- **Page**:
Last week, I began pulling back the curtain on a life in real estate by sharing a few secrets and a personal story about locking myself out of a property while preparing for a showing. Well, apparently that was just the beginning because a number of my agent friends have encouraged me to continue the adventure by sharing more of our nightmarish tales.
Or should I say “tails?” Because the second most common “faux paw” is surely letting the seller’s dog (or other pet) loose during a showing or open house.
Why would any dog-loving person leave their precious four-legged friend at home for an open house or broker’s tour? The answers are many and probably made sense at the time – the seller has to work or attend a wedding or couldn’t find a dog sitter – but it really doesn’t make any substantial difference why the dogs are in the back yard. They just are. And you wish they weren’t.
As responsible agents, we post little signs all over the property and especially on the door to the outside deck or yard: Beware of Dog. Please Do Not Leave This Door Open. Please Do Not Let The Dog In the House.
So, what is it about some buyers and agents that make them really want to “bond” with any animal in a stranger’s house? I’ll never understand it, but I’ve watched it happen at least a hundred times in my real estate career.
One Tuesday in San Francisco, my real estate partner, Bethany, and I were hosting a great property on broker’s tour and had 30-40 agents stop by to check out our new listing. Everything was perfect except the eight- month old German Shepard puppy the sellers had left behind in the back yard. Of course, one of the touring agents happened to be a “dog fanatic” and felt she absolutely had to introduce herself to this huge animal and snuggle with him in the back yard.
Know any fun facts about German Shepherds? I can tell you two: They’re very smart and they love to run. I knew that. Bethany knew that. But apparently this agent/fanatic didn’t. So when she opened the deck door, this brilliant pet made a mad dash right past her, ran down the front stairs and headed for freedom.

- **Record excerpts**:
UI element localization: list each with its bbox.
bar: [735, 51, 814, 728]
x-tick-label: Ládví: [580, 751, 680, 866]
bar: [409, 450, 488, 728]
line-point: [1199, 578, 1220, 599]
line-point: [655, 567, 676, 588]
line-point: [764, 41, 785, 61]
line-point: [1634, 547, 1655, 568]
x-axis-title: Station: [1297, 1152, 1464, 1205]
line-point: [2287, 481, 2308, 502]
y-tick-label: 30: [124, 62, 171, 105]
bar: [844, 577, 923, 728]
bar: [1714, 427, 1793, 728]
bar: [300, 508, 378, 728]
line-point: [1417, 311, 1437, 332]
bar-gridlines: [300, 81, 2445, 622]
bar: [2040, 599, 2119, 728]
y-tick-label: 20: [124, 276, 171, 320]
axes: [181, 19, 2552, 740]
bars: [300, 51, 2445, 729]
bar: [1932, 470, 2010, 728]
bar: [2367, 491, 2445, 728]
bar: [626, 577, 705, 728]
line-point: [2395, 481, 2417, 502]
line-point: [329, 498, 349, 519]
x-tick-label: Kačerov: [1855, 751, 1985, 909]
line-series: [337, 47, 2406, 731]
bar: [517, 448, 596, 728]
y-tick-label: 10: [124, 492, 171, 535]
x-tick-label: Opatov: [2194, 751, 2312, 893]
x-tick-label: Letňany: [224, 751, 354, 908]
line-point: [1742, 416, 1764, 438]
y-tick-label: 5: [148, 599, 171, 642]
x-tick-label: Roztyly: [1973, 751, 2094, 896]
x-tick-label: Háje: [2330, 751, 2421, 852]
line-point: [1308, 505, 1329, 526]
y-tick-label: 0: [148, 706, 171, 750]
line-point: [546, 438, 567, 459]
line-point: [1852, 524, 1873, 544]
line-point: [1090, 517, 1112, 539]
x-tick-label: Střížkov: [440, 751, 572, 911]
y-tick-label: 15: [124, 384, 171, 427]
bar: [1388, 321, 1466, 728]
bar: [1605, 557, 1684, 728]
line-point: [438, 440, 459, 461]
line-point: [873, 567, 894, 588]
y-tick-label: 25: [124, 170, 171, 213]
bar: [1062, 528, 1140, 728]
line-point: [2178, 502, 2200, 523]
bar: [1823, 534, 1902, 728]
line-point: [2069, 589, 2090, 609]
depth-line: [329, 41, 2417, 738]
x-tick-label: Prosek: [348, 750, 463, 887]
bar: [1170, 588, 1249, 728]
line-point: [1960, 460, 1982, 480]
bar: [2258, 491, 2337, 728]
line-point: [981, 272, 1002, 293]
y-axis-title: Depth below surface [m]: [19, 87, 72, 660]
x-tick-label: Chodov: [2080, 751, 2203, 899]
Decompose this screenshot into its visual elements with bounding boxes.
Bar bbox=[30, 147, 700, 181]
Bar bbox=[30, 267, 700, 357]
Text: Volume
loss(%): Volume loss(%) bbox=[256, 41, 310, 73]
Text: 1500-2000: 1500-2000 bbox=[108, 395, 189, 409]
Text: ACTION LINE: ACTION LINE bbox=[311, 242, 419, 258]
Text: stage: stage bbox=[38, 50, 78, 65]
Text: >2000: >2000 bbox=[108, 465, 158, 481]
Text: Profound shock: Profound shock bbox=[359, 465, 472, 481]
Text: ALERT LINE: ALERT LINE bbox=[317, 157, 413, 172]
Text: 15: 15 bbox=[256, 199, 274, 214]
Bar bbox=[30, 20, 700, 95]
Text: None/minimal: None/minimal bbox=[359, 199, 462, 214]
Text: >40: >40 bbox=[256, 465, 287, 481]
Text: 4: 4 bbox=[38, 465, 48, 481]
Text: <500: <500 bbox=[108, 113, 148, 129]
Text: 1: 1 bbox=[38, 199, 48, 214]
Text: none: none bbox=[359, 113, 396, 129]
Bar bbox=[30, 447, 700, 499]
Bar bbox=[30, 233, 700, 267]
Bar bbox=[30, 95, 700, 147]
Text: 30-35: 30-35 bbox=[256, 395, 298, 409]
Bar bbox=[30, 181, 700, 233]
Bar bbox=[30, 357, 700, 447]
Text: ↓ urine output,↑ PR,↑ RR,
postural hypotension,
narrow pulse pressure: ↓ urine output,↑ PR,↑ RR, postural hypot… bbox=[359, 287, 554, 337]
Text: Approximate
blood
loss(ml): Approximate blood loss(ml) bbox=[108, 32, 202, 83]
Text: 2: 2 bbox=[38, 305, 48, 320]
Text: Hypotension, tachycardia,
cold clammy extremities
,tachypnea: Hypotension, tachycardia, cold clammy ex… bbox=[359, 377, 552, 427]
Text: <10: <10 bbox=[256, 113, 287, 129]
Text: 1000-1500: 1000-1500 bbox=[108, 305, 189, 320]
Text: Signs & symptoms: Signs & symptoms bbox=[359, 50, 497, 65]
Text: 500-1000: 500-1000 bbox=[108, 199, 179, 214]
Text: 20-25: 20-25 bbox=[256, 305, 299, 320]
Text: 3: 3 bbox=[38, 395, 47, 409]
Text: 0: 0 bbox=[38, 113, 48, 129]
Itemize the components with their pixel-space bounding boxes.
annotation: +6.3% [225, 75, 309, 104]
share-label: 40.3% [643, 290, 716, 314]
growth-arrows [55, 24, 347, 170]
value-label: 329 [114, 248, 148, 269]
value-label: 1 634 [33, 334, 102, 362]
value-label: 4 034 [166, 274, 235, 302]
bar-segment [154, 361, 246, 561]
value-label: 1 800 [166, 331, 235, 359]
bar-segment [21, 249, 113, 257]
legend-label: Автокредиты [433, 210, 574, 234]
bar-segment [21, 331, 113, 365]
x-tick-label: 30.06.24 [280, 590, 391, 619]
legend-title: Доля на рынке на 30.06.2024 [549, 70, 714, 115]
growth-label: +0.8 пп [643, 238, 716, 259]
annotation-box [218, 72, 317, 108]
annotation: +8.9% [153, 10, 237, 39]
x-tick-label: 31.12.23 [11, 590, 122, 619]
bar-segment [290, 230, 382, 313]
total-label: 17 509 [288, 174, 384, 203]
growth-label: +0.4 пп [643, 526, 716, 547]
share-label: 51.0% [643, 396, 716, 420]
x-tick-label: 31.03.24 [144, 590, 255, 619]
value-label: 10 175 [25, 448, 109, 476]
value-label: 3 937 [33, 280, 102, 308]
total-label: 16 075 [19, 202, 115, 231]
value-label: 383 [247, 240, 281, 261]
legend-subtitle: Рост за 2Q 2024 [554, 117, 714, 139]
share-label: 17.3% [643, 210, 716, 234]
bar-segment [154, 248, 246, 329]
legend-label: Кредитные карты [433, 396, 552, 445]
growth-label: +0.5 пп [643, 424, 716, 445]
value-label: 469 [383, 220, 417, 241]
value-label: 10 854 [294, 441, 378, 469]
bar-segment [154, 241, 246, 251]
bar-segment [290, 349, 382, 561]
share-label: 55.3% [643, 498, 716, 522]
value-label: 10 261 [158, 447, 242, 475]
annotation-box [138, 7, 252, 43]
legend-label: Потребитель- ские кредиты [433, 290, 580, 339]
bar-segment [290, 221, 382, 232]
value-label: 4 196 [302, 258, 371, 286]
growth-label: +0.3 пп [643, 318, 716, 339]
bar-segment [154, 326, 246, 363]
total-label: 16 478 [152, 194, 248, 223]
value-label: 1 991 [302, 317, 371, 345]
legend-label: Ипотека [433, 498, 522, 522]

- **List of tasks**:
a) According to the real estate story, how many agents stopped by the San Francisco broker's tour that Tuesday?
b) Summarize the real estate story in two sentences.
c) Pick up the real estate story after its last sentence and keep it going.

- **Results of the exercise**:
a) Between 30 and 40 agents stopped by.

b) A real estate agent continues sharing tales from the business and names letting a seller's dog or other pet loose during a showing or open house as the second most common mistake, even though agents post warning signs around the property. During a San Francisco broker's tour, a touring agent who wanted to snuggle the sellers' eight-month-old German Shepherd puppy opened the deck door, and the dog dashed past her, ran down the front stairs and headed for freedom.

c)
This might be a good time to mention the sellers didn’t believe in dog collars. It may also be a good time to confess that, yes, most female real estate agents do prefer high heels when they’re working.
So, we did what you’d expect: We ran. We chased that dog until he thought it was the best game ever, running faster and faster, heading directly into one of the busiest streets in San Francisco.
If you’re lucky enough to live in our beautiful city, you know San Franciscans love their pets (and even have a no-kill policy in our shelters). Several drivers not only slammed on their brakes but stopped their cars and jumped out to help us corner this frisky puppy. Compassionate strangers created a safe circle and at that point I did what every dog owner has done since the beginning of time: I called out the dog’s name followed by “want a treat?” And it worked. I ran back to the house and, luckily, that 65-pound pup followed.
Bethany stayed behind with the helpful strangers to thank each of them personally for their help and, of course, one of them yelled at her to loudly that “all dogs in San Francisco must have a collar.” Thanks.
Back safe and sound, we closed up the broker’s tour, sat down in the living room, took a deep breath and offered up a huge prayer of thanks to the Real Estate Goddesses. It was only then that we finally looked at each other and began laughing hysterically. We looked awful, were sweating through our business suits, had makeup running down our faces and hair that looked like we’d been hanging on to the wing of a 747 during takeoff.
If you’re a fellow realtor and this hasn’t happened to you yet, here are two ways to help keep it that way:
- Explain to your sellers that it’s just not fair to their pets to leave them in their homes or yards during open houses. The constant stream of strangers passing through doesn’t just confuse them, but can torment them.
- If your sellers don’t listen, double lock the back door and tell all visitors that the dog is not a pet; it’s a special guard dog and you don’t have the magic word to keep the dog from attacking strangers. This one works every time.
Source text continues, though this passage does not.